- _Provided data_
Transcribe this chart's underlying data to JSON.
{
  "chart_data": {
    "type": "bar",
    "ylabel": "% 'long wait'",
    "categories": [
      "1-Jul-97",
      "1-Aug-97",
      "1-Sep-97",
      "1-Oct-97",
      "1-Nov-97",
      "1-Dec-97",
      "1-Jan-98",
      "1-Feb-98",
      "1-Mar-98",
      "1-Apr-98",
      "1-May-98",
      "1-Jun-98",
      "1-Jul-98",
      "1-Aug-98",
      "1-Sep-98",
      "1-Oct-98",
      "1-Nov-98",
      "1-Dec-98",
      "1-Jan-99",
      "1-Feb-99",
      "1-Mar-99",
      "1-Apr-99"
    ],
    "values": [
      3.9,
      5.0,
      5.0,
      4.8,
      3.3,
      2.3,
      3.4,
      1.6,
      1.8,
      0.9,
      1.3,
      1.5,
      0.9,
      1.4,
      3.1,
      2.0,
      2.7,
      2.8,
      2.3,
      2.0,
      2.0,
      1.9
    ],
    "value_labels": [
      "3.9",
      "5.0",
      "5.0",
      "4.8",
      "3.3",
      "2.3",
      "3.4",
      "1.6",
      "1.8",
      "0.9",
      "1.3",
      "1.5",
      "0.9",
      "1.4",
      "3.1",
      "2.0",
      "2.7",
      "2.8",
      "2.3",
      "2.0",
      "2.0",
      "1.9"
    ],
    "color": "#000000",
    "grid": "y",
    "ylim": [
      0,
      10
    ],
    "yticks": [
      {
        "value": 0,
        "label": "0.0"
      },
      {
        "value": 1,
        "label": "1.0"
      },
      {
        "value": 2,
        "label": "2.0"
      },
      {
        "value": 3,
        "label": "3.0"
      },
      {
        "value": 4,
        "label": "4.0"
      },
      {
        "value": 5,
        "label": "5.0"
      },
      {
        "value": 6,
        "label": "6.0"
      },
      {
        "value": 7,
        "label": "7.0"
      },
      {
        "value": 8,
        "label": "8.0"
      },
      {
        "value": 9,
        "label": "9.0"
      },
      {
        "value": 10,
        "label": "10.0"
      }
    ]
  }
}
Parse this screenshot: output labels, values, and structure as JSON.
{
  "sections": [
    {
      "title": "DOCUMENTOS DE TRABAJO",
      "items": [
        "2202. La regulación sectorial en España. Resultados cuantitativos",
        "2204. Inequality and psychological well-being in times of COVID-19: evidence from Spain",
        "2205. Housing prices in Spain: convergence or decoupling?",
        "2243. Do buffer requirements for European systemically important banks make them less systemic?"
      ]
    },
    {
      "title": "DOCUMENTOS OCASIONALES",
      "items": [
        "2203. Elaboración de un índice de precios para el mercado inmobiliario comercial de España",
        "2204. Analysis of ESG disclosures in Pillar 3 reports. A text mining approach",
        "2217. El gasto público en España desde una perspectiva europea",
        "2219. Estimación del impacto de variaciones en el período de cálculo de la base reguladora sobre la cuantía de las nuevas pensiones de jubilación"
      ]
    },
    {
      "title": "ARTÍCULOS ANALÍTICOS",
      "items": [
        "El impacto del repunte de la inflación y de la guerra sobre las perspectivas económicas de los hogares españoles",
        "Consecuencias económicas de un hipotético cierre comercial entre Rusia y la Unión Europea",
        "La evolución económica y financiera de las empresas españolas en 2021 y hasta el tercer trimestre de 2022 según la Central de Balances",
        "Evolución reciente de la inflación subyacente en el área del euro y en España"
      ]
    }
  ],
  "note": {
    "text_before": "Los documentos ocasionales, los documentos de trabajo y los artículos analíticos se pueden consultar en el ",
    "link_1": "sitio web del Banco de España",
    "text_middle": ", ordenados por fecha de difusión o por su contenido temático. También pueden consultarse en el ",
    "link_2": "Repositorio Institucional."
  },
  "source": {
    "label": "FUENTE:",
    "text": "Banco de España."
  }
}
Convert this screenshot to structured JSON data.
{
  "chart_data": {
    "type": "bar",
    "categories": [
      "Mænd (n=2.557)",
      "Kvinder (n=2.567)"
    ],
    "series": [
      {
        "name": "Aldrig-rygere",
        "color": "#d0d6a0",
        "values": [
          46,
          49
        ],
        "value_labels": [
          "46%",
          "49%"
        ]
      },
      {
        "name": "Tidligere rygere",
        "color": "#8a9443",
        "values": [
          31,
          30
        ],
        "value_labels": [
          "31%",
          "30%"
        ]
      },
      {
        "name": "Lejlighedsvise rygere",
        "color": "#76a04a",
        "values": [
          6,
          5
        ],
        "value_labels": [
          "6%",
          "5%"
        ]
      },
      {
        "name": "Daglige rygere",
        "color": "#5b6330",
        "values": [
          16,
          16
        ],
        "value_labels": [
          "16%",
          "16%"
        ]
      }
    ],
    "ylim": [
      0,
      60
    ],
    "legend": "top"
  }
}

- _Exercise prompt_
Where a line in the entries holds "impacto", copy that line.

- _Exercise result_
        "2219. Estimación del impacto de variaciones en el período de cálculo de la base reguladora sobre la cuantía de las nuevas pensiones de jubilación"
        "El impacto del repunte de la inflación y de la guerra sobre las perspectivas económicas de los hogares españoles",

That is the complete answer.